- _Material for this task_

•••

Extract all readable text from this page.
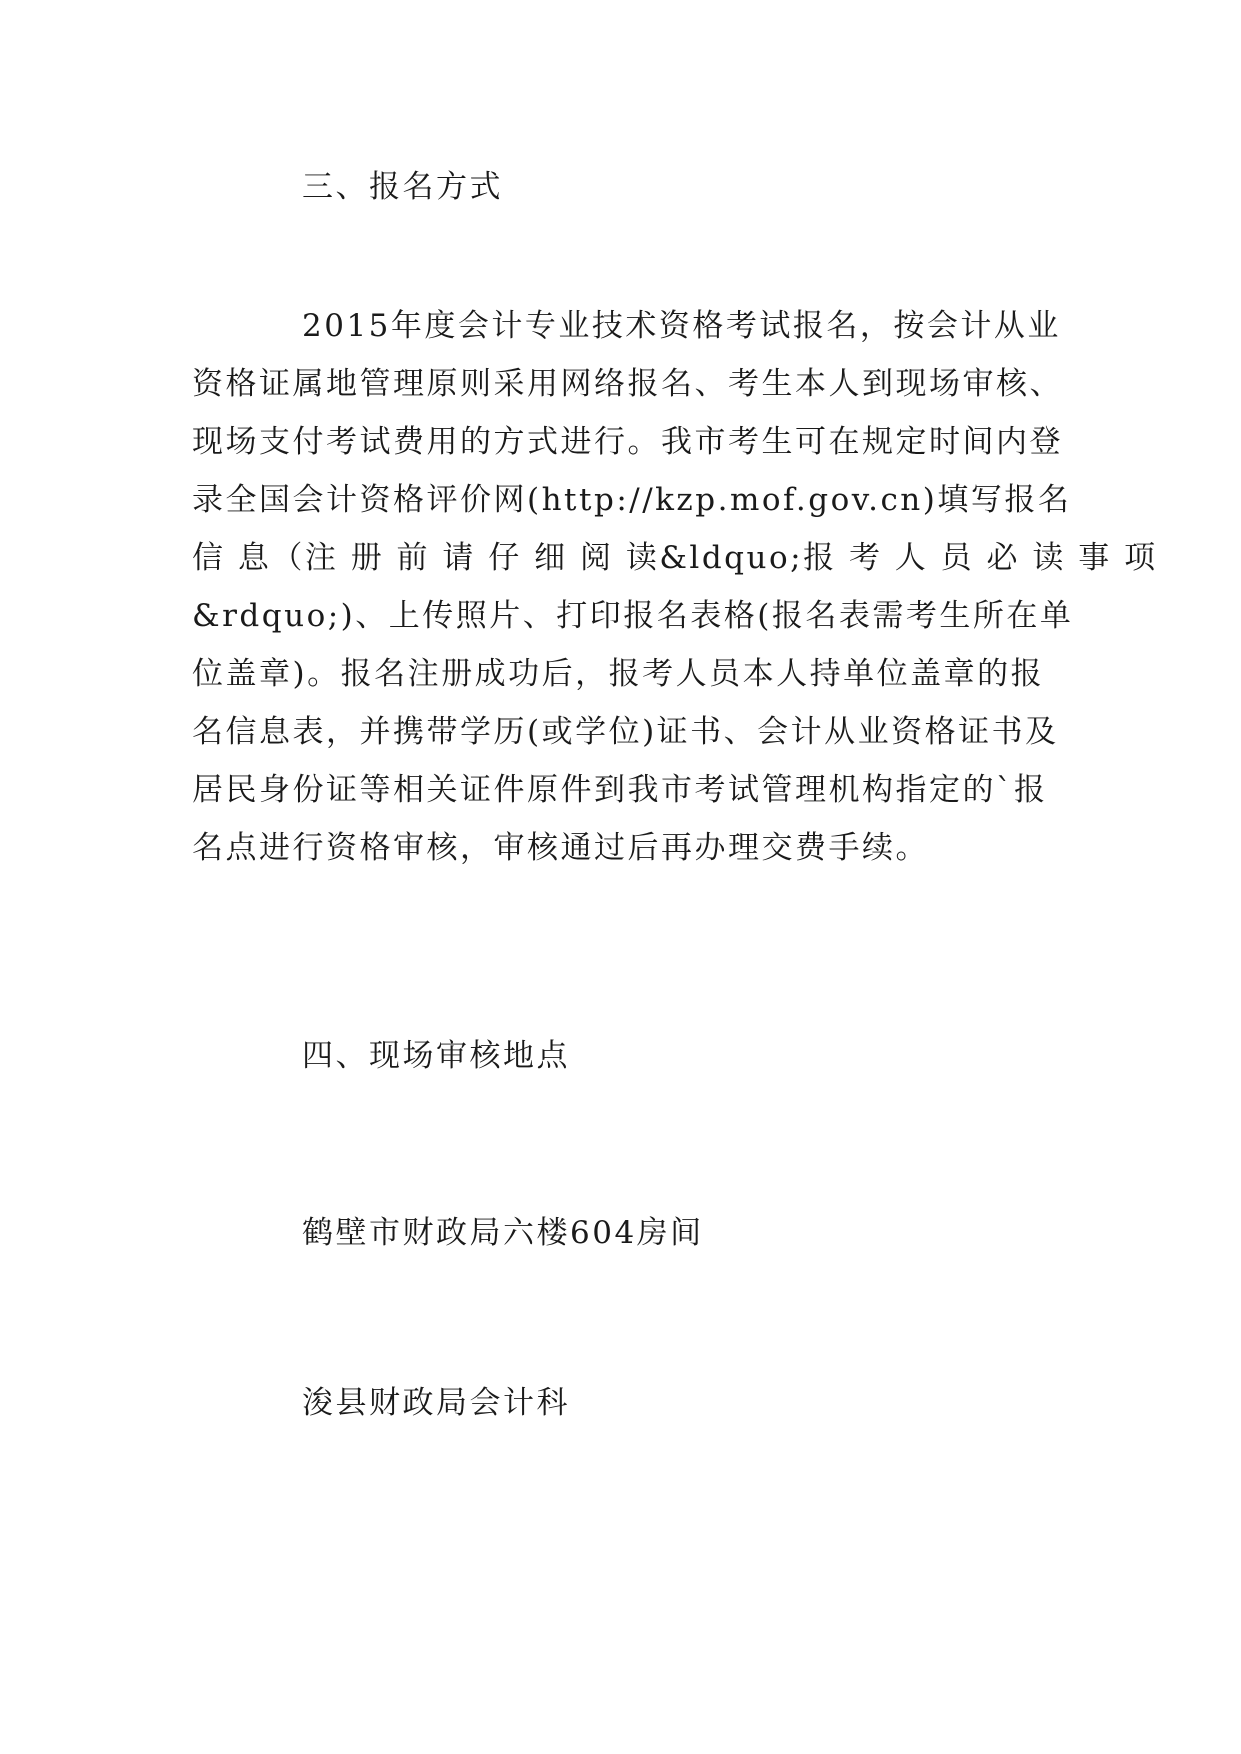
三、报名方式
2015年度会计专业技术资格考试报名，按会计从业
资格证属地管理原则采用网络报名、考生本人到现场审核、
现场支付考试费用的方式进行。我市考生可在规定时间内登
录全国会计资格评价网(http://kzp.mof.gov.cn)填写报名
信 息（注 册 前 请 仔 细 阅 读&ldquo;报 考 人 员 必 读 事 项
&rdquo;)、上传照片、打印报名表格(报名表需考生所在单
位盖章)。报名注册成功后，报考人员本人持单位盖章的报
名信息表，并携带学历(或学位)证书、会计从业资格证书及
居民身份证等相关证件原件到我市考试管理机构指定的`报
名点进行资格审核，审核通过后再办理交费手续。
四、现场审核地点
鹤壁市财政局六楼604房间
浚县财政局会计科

•••

- _Exercise prompt_
Set the data above down again exactly as given, with no pictures.

- _Answer for this exercise_
Extract all readable text from this page.
三、报名方式
2015年度会计专业技术资格考试报名，按会计从业
资格证属地管理原则采用网络报名、考生本人到现场审核、
现场支付考试费用的方式进行。我市考生可在规定时间内登
录全国会计资格评价网(http://kzp.mof.gov.cn)填写报名
信 息（注 册 前 请 仔 细 阅 读&ldquo;报 考 人 员 必 读 事 项
&rdquo;)、上传照片、打印报名表格(报名表需考生所在单
位盖章)。报名注册成功后，报考人员本人持单位盖章的报
名信息表，并携带学历(或学位)证书、会计从业资格证书及
居民身份证等相关证件原件到我市考试管理机构指定的`报
名点进行资格审核，审核通过后再办理交费手续。
四、现场审核地点
鹤壁市财政局六楼604房间
浚县财政局会计科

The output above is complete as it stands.